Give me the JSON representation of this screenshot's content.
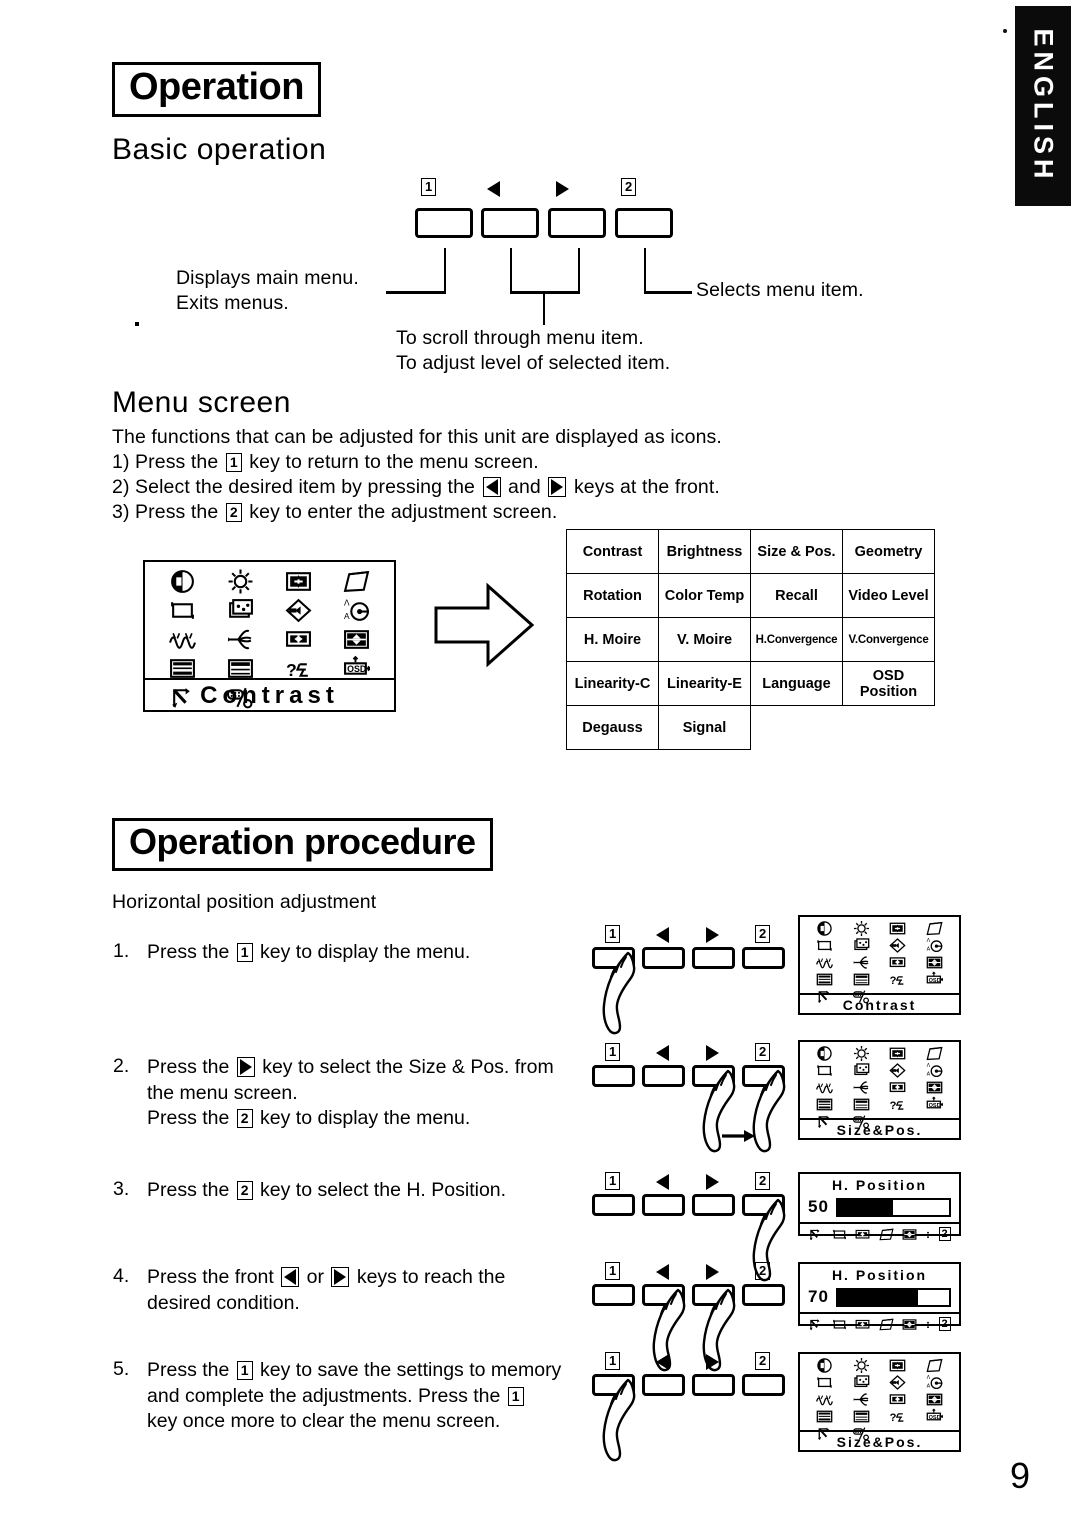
{
  "page": {
    "number": "9",
    "language_tab": "ENGLISH"
  },
  "sections": {
    "operation": {
      "heading": "Operation",
      "basic_operation": {
        "heading": "Basic operation",
        "keys": [
          {
            "name": "key-1",
            "label": "1",
            "glyph": "box-1"
          },
          {
            "name": "key-left",
            "label": "",
            "glyph": "triangle-left"
          },
          {
            "name": "key-right",
            "label": "",
            "glyph": "triangle-right"
          },
          {
            "name": "key-2",
            "label": "2",
            "glyph": "box-2"
          }
        ],
        "callouts": {
          "left_line1": "Displays main menu.",
          "left_line2": "Exits menus.",
          "right": "Selects menu item.",
          "bottom_line1": "To scroll through menu item.",
          "bottom_line2": "To adjust level of selected item."
        }
      },
      "menu_screen": {
        "heading": "Menu screen",
        "intro": "The functions that can be adjusted for this unit are displayed as icons.",
        "steps": [
          {
            "prefix": "1) Press the",
            "key": "1",
            "suffix": "key to return to the menu screen."
          },
          {
            "prefix": "2) Select the desired item by pressing the",
            "key": "◀",
            "middle": "and",
            "key2": "▶",
            "suffix": "keys at the front."
          },
          {
            "prefix": "3) Press the",
            "key": "2",
            "suffix": "key to enter the adjustment screen."
          }
        ]
      }
    },
    "procedure": {
      "heading": "Operation procedure",
      "subtitle": "Horizontal position adjustment",
      "steps": [
        {
          "number": "1.",
          "text": "Press the [1] key to display the menu.",
          "text_parts": [
            "Press the ",
            "1",
            " key to display the menu."
          ],
          "pressed_keys": [
            "key-1"
          ],
          "osd": "osd-contrast"
        },
        {
          "number": "2.",
          "text": "Press the [▶] key to select the Size & Pos. from the menu screen. Press the [2] key to display the menu.",
          "line1_a": "Press the ",
          "line1_key": "▶",
          "line1_b": " key to select the Size & Pos. from",
          "line2": "the menu screen.",
          "line3_a": "Press the ",
          "line3_key": "2",
          "line3_b": " key to display the menu.",
          "pressed_keys": [
            "key-right",
            "key-2"
          ],
          "osd": "osd-size-pos"
        },
        {
          "number": "3.",
          "text": "Press the [2] key to select the H. Position.",
          "line1_a": "Press the ",
          "line1_key": "2",
          "line1_b": " key to select the H. Position.",
          "pressed_keys": [
            "key-2"
          ],
          "osd": "osd-h-position-50"
        },
        {
          "number": "4.",
          "text": "Press the front [◀] or [▶] keys to reach the desired condition.",
          "line1_a": "Press the front ",
          "line1_key": "◀",
          "line1_mid": " or ",
          "line1_key2": "▶",
          "line1_b": " keys to reach the",
          "line2": "desired condition.",
          "pressed_keys": [
            "key-left",
            "key-right"
          ],
          "osd": "osd-h-position-70"
        },
        {
          "number": "5.",
          "text": "Press the [1] key to save the settings to memory and complete the adjustments. Press the [1] key once more to clear the menu screen.",
          "line1_a": "Press the ",
          "line1_key": "1",
          "line1_b": " key to save the settings to memory",
          "line2_a": "and complete the adjustments.  Press the ",
          "line2_key": "1",
          "line3": "key once more to clear the menu screen.",
          "pressed_keys": [
            "key-1"
          ],
          "osd": "osd-size-pos-2"
        }
      ]
    }
  },
  "osd_icons": [
    "contrast-icon",
    "brightness-icon",
    "size-position-icon",
    "geometry-icon",
    "rotation-icon",
    "color-temp-icon",
    "recall-icon",
    "video-level-icon",
    "h-moire-icon",
    "v-moire-icon",
    "h-convergence-icon",
    "v-convergence-icon",
    "linearity-c-icon",
    "linearity-e-icon",
    "language-icon",
    "osd-position-icon",
    "degauss-icon",
    "signal-icon"
  ],
  "osd_screens": {
    "contrast": {
      "title": "Contrast"
    },
    "size_pos": {
      "title": "Size&Pos."
    },
    "h_position_50": {
      "title": "H. Position",
      "value": "50",
      "percent": 50
    },
    "h_position_70": {
      "title": "H. Position",
      "value": "70",
      "percent": 72
    },
    "adjust_bar_keys": [
      "degauss-icon",
      "size-icon",
      "h-position-icon",
      "v-position-icon",
      "v-size-icon",
      "2"
    ]
  },
  "menu_map": {
    "rows": [
      [
        "Contrast",
        "Brightness",
        "Size & Pos.",
        "Geometry"
      ],
      [
        "Rotation",
        "Color Temp",
        "Recall",
        "Video Level"
      ],
      [
        "H. Moire",
        "V. Moire",
        "H.Convergence",
        "V.Convergence"
      ],
      [
        "Linearity-C",
        "Linearity-E",
        "Language",
        "OSD\nPosition"
      ],
      [
        "Degauss",
        "Signal",
        "",
        ""
      ]
    ],
    "small_cells": [
      "H.Convergence",
      "V.Convergence"
    ]
  },
  "colors": {
    "ink": "#000000",
    "paper": "#ffffff",
    "tab_background": "#0b0b0b",
    "tab_text": "#ffffff"
  }
}
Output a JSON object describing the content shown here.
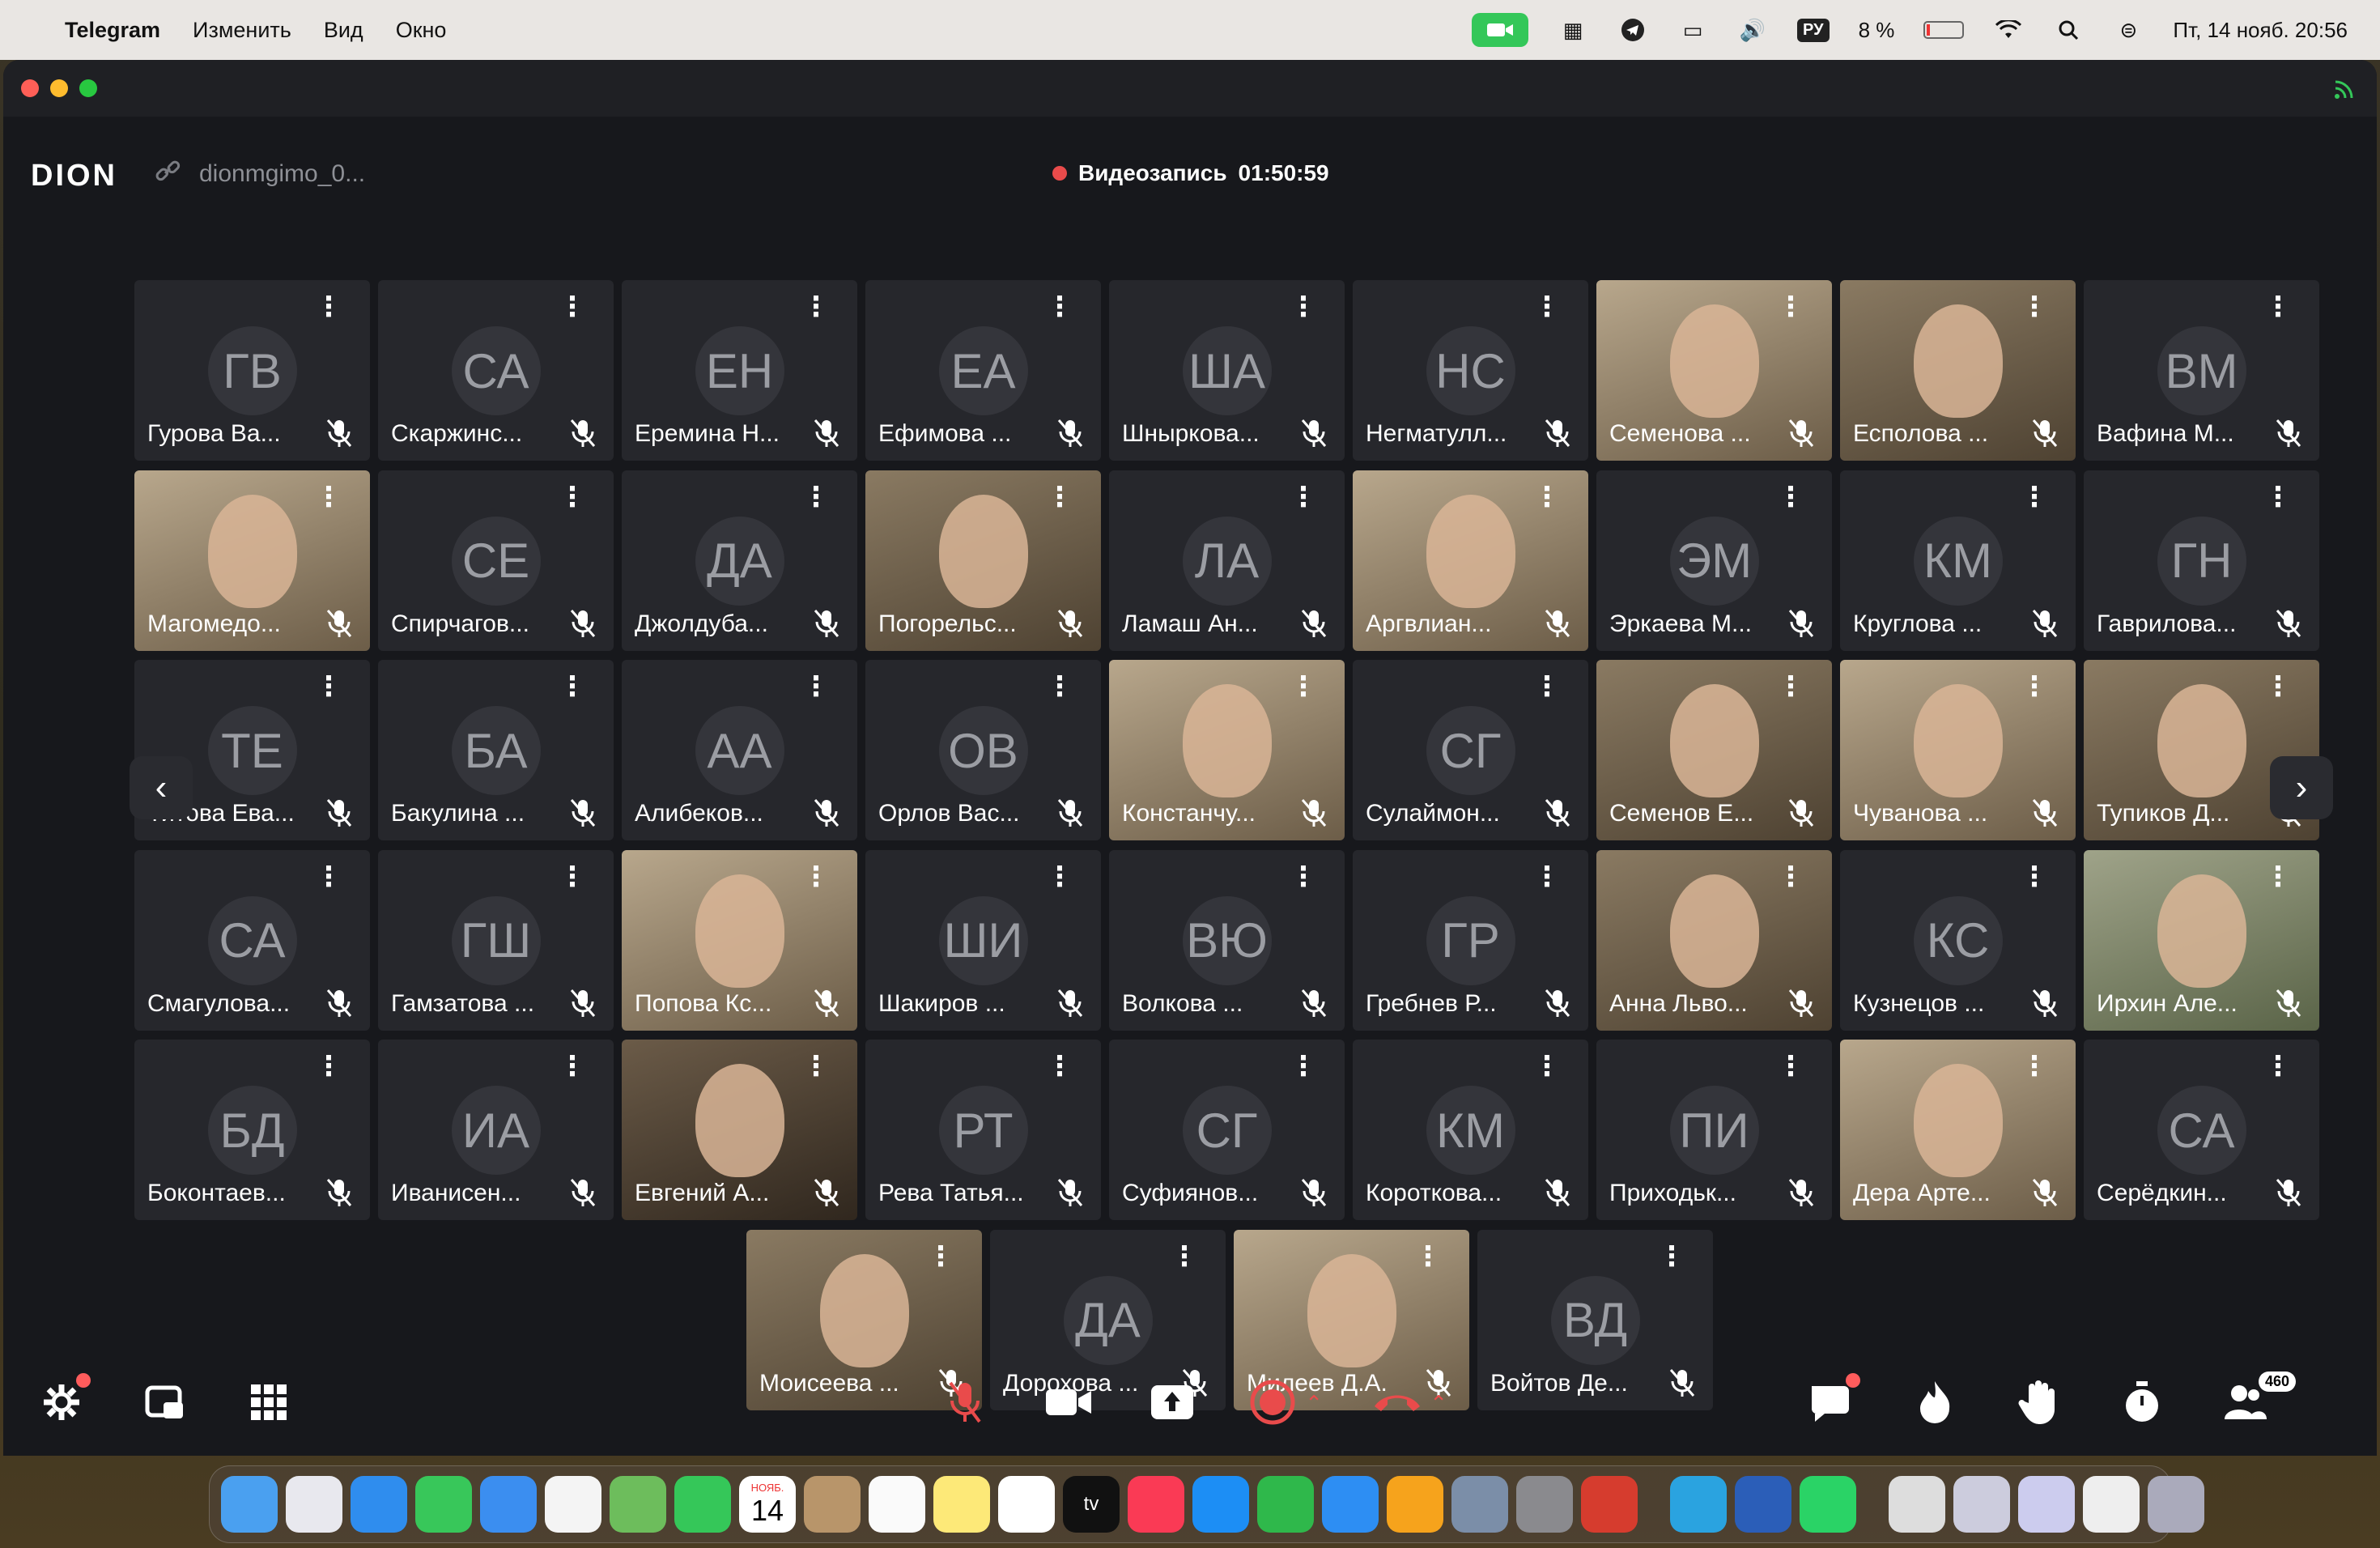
{
  "menubar": {
    "app": "Telegram",
    "items": [
      "Изменить",
      "Вид",
      "Окно"
    ],
    "lang": "РУ",
    "battery": "8 %",
    "datetime": "Пт, 14 нояб.  20:56"
  },
  "header": {
    "logo": "DION",
    "link": "dionmgimo_0...",
    "recording_label": "Видеозапись",
    "recording_time": "01:50:59"
  },
  "participants": [
    {
      "initials": "ГВ",
      "name": "Гурова Ва..."
    },
    {
      "initials": "СА",
      "name": "Скаржинс..."
    },
    {
      "initials": "ЕН",
      "name": "Еремина Н..."
    },
    {
      "initials": "ЕА",
      "name": "Ефимова ..."
    },
    {
      "initials": "ША",
      "name": "Шныркова..."
    },
    {
      "initials": "НС",
      "name": "Негматулл..."
    },
    {
      "initials": "",
      "name": "Семенова ...",
      "video": "v2"
    },
    {
      "initials": "",
      "name": "Есполова ...",
      "video": "video"
    },
    {
      "initials": "ВМ",
      "name": "Вафина М..."
    },
    {
      "initials": "",
      "name": "Магомедо...",
      "video": "v2"
    },
    {
      "initials": "СЕ",
      "name": "Спирчагов..."
    },
    {
      "initials": "ДА",
      "name": "Джолдуба..."
    },
    {
      "initials": "",
      "name": "Погорельс...",
      "video": "video"
    },
    {
      "initials": "ЛА",
      "name": "Ламаш Ан..."
    },
    {
      "initials": "",
      "name": "Аргвлиан...",
      "video": "v2"
    },
    {
      "initials": "ЭМ",
      "name": "Эркаева М..."
    },
    {
      "initials": "КМ",
      "name": "Круглова ..."
    },
    {
      "initials": "ГН",
      "name": "Гаврилова..."
    },
    {
      "initials": "ТЕ",
      "name": "Титова Ева..."
    },
    {
      "initials": "БА",
      "name": "Бакулина ..."
    },
    {
      "initials": "АА",
      "name": "Алибеков..."
    },
    {
      "initials": "ОВ",
      "name": "Орлов Вас..."
    },
    {
      "initials": "",
      "name": "Констанчу...",
      "video": "v2"
    },
    {
      "initials": "СГ",
      "name": "Сулаймон..."
    },
    {
      "initials": "",
      "name": "Семенов Е...",
      "video": "video"
    },
    {
      "initials": "",
      "name": "Чуванова ...",
      "video": "v2"
    },
    {
      "initials": "",
      "name": "Тупиков Д...",
      "video": "video"
    },
    {
      "initials": "СА",
      "name": "Смагулова..."
    },
    {
      "initials": "ГШ",
      "name": "Гамзатова ..."
    },
    {
      "initials": "",
      "name": "Попова Кс...",
      "video": "v2"
    },
    {
      "initials": "ШИ",
      "name": "Шакиров ..."
    },
    {
      "initials": "ВЮ",
      "name": "Волкова ..."
    },
    {
      "initials": "ГР",
      "name": "Гребнев Р..."
    },
    {
      "initials": "",
      "name": "Анна Льво...",
      "video": "video"
    },
    {
      "initials": "КС",
      "name": "Кузнецов ..."
    },
    {
      "initials": "",
      "name": "Ирхин Але...",
      "video": "v4"
    },
    {
      "initials": "БД",
      "name": "Боконтаев..."
    },
    {
      "initials": "ИА",
      "name": "Иванисен..."
    },
    {
      "initials": "",
      "name": "Евгений А...",
      "video": "v3"
    },
    {
      "initials": "РТ",
      "name": "Рева Татья..."
    },
    {
      "initials": "СГ",
      "name": "Суфиянов..."
    },
    {
      "initials": "КМ",
      "name": "Короткова..."
    },
    {
      "initials": "ПИ",
      "name": "Приходьк..."
    },
    {
      "initials": "",
      "name": "Дера Арте...",
      "video": "v2"
    },
    {
      "initials": "СА",
      "name": "Серёдкин..."
    },
    {
      "initials": "",
      "name": "Моисеева ...",
      "video": "video"
    },
    {
      "initials": "ДА",
      "name": "Дорохова ..."
    },
    {
      "initials": "",
      "name": "Милеев Д.А.",
      "video": "v2"
    },
    {
      "initials": "ВД",
      "name": "Войтов Де..."
    }
  ],
  "toolbar": {
    "participants_count": "460"
  },
  "colors": {
    "window_bg": "#17181c",
    "tile_bg": "#26272c",
    "recording_dot": "#e94b4b",
    "mic_off": "#e94b4b",
    "hangup": "#e94b4b"
  },
  "dock": {
    "calendar_month": "НОЯБ.",
    "calendar_day": "14",
    "tv_label": "tv"
  }
}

•••

EXERCISE PROMPT:
Pick out all lines from the data above in which the word "glyph" appears.

WRITTEN RESPONSE:
            "glyph": "box-1"
            "glyph": "triangle-left"
            "glyph": "triangle-right"
            "glyph": "box-2"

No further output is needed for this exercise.